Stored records

[Start]

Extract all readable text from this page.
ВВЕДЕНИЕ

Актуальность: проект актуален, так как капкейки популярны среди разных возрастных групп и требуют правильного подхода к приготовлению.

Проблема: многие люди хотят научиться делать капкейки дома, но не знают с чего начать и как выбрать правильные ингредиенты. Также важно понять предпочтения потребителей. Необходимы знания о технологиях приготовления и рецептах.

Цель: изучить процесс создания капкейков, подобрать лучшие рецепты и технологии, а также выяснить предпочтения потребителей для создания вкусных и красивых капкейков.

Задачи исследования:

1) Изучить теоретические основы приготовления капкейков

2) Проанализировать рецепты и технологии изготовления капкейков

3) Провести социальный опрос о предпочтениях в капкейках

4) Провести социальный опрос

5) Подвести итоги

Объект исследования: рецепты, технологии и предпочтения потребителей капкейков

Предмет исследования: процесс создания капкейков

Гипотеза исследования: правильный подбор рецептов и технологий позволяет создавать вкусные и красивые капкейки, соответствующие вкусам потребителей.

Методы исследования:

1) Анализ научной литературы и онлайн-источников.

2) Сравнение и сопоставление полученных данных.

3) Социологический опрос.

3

[End]

> _Required task_:
Pick out the lines containing the word "приготовления" and show them.

> _Problem solution_:
Проблема: многие люди хотят научиться делать капкейки дома, но не знают с чего начать и как выбрать правильные ингредиенты. Также важно понять предпочтения потребителей. Необходимы знания о технологиях приготовления и рецептах.
1) Изучить теоретические основы приготовления капкейков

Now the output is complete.